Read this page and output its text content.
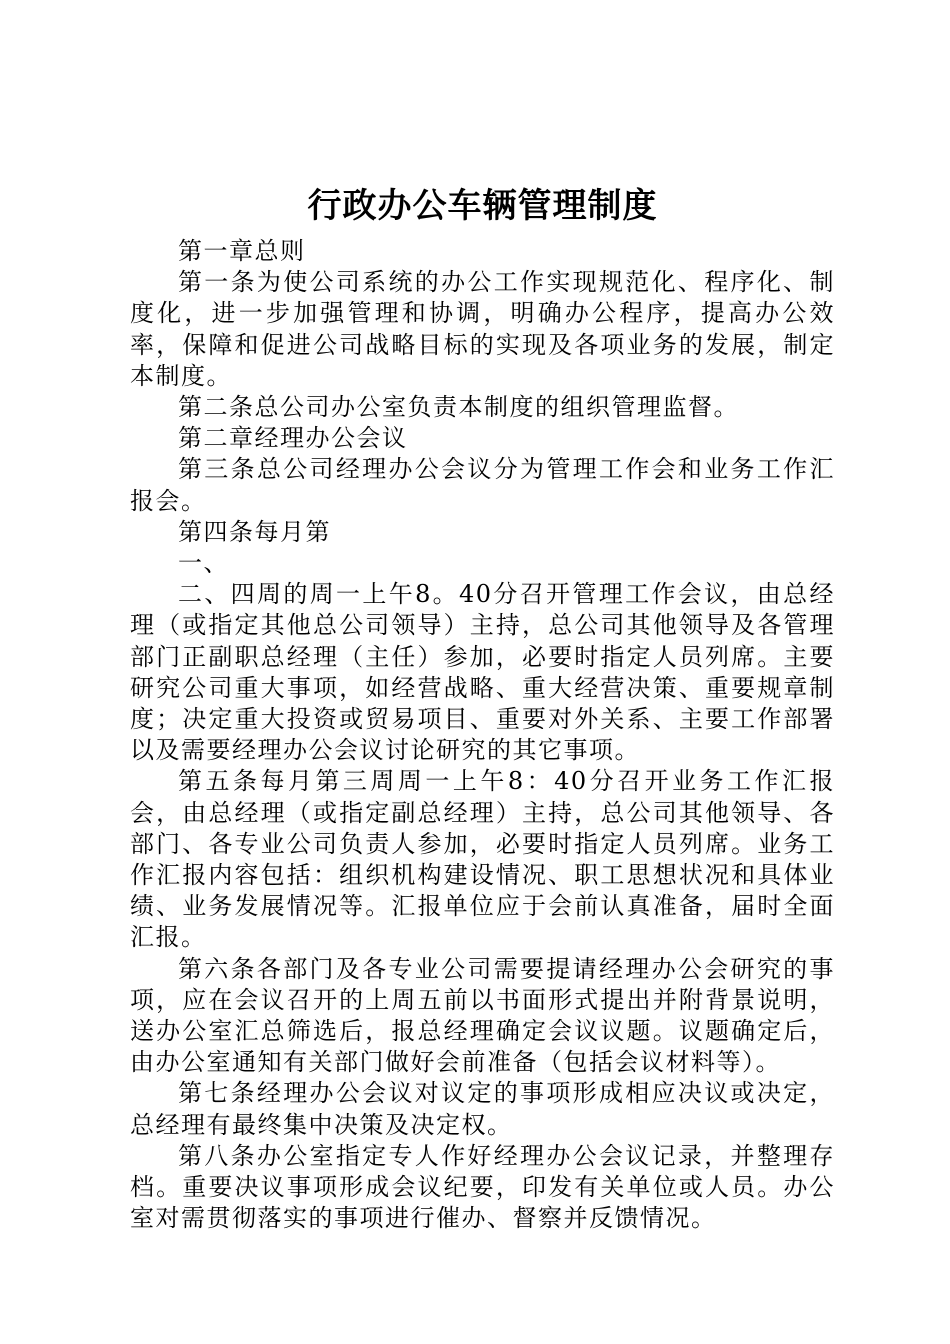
行政办公车辆管理制度

第一章总则

第一条为使公司系统的办公工作实现规范化、程序化、制度化，进一步加强管理和协调，明确办公程序，提高办公效率，保障和促进公司战略目标的实现及各项业务的发展，制定本制度。

第二条总公司办公室负责本制度的组织管理监督。

第二章经理办公会议

第三条总公司经理办公会议分为管理工作会和业务工作汇报会。

第四条每月第

一、

二、四周的周一上午8。40分召开管理工作会议，由总经理（或指定其他总公司领导）主持，总公司其他领导及各管理部门正副职总经理（主任）参加，必要时指定人员列席。主要研究公司重大事项，如经营战略、重大经营决策、重要规章制度；决定重大投资或贸易项目、重要对外关系、主要工作部署以及需要经理办公会议讨论研究的其它事项。

第五条每月第三周周一上午8：40分召开业务工作汇报会，由总经理（或指定副总经理）主持，总公司其他领导、各部门、各专业公司负责人参加，必要时指定人员列席。业务工作汇报内容包括：组织机构建设情况、职工思想状况和具体业绩、业务发展情况等。汇报单位应于会前认真准备，届时全面汇报。

第六条各部门及各专业公司需要提请经理办公会研究的事项，应在会议召开的上周五前以书面形式提出并附背景说明，送办公室汇总筛选后，报总经理确定会议议题。议题确定后，由办公室通知有关部门做好会前准备（包括会议材料等）。

第七条经理办公会议对议定的事项形成相应决议或决定，总经理有最终集中决策及决定权。

第八条办公室指定专人作好经理办公会议记录，并整理存档。重要决议事项形成会议纪要，印发有关单位或人员。办公室对需贯彻落实的事项进行催办、督察并反馈情况。
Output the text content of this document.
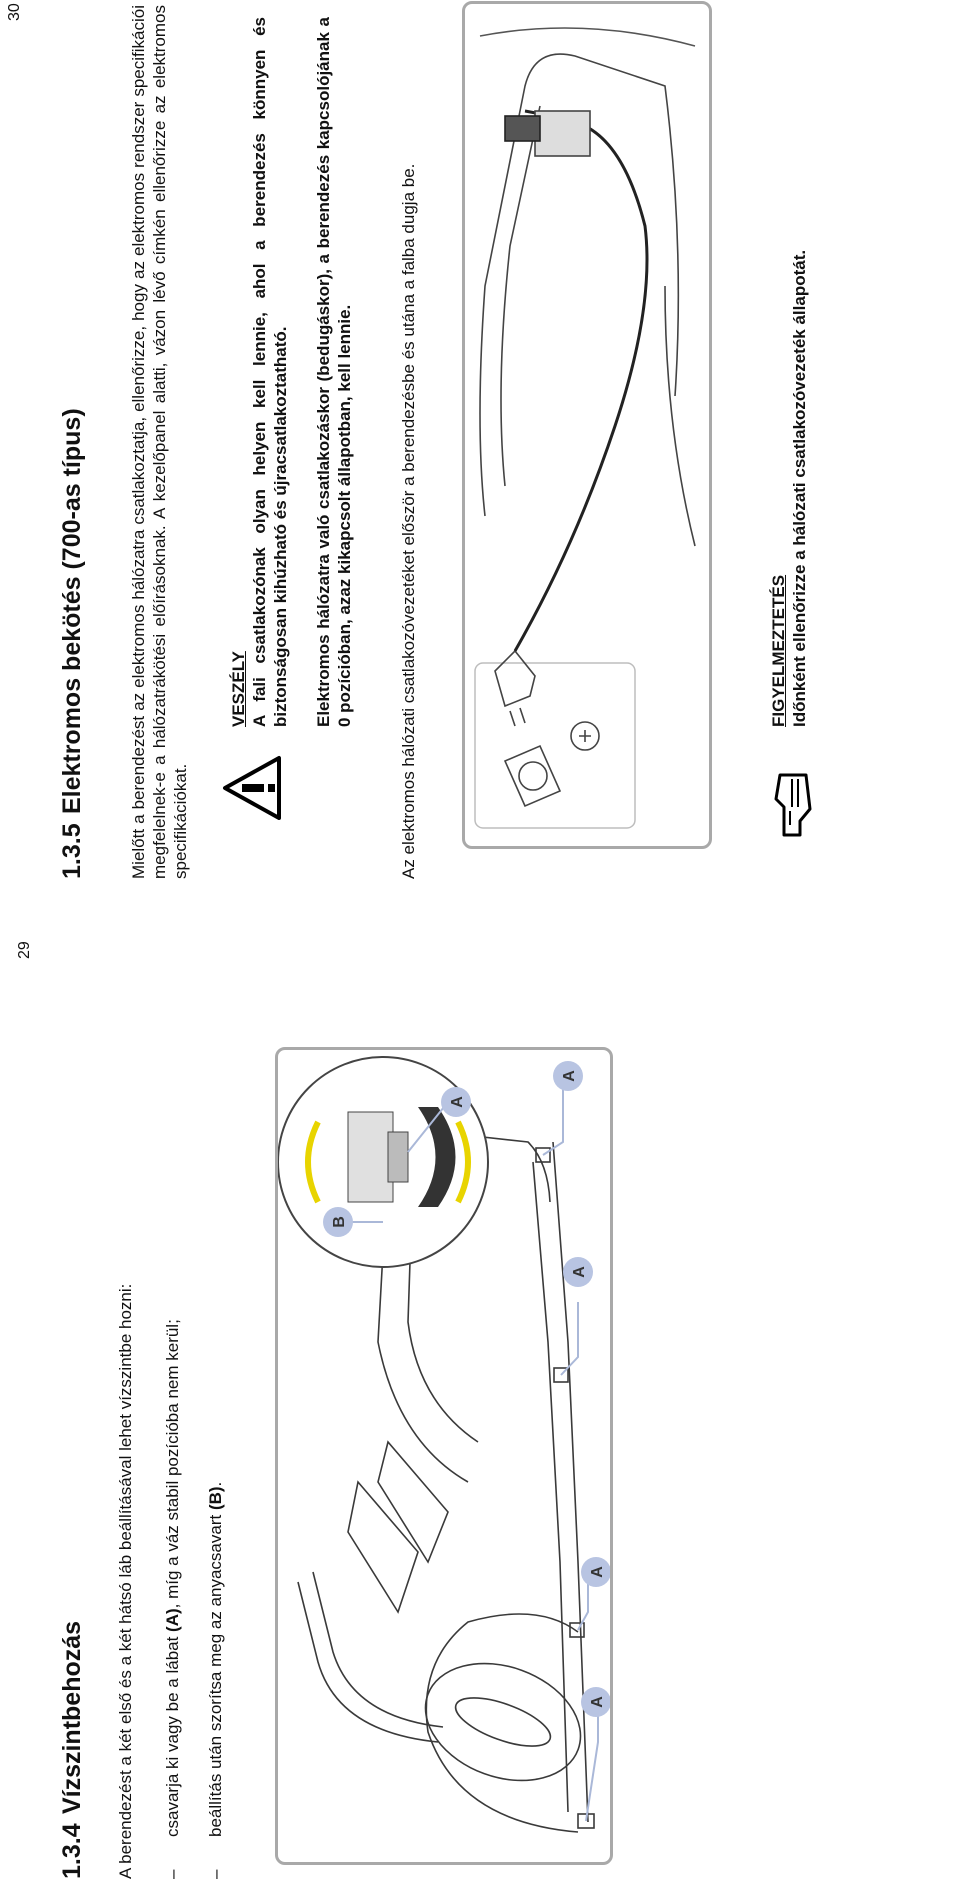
29
1.3.4 Vízszintbehozás A berendezést a két első és a két hátsó láb beállításával lehet vízszintbe hozni: –
csavarja ki vagy be a lábat (A), míg a váz stabil pozícióba nem kerül;
–
beállítás után szorítsa meg az anyacsavart (B).
A
A
A
A
B
A
30
1.3.5 Elektromos bekötés (700-as típus)	Mielőtt a berendezést az elektromos hálózatra csatlakoztatja, ellenőrizze, hogy az elektromos rendszer specifikációi megfelelnek-e a hálózatrákötési előírásoknak. A kezelőpanel alatti, vázon lévő címkén ellenőrizze az elektromos specifikációkat.
VESZÉLY A fali csatlakozónak olyan helyen kell lennie, ahol a berendezés könnyen és biztonságosan kihúzható és újracsatlakoztatható. Elektromos hálózatra való csatlakozáskor (bedugáskor), a berendezés kapcsolójának a 0 pozícióban, azaz kikapcsolt állapotban, kell lennie.	Az elektromos hálózati csatlakozóvezetéket először a berendezésbe és utána a falba dugja be.	FIGYELMEZTETÉS Időnként ellenőrizze a hálózati csatlakozóvezeték állapotát.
=-=-=-=-=
## PROBLEM TO WORK ON
Check each line of the records for "berendezést" and copy the ones that contain it.

## THE COMPLETED TASK
1.3.4 Vízszintbehozás A berendezést a két első és a két hátsó láb beállításával lehet vízszintbe hozni: –
1.3.5 Elektromos bekötés (700-as típus)	Mielőtt a berendezést az elektromos hálózatra csatlakoztatja, ellenőrizze, hogy az elektromos rendszer specifikációi megfelelnek-e a hálózatrákötési előírásoknak. A kezelőpanel alatti, vázon lévő címkén ellenőrizze az elektromos specifikációkat.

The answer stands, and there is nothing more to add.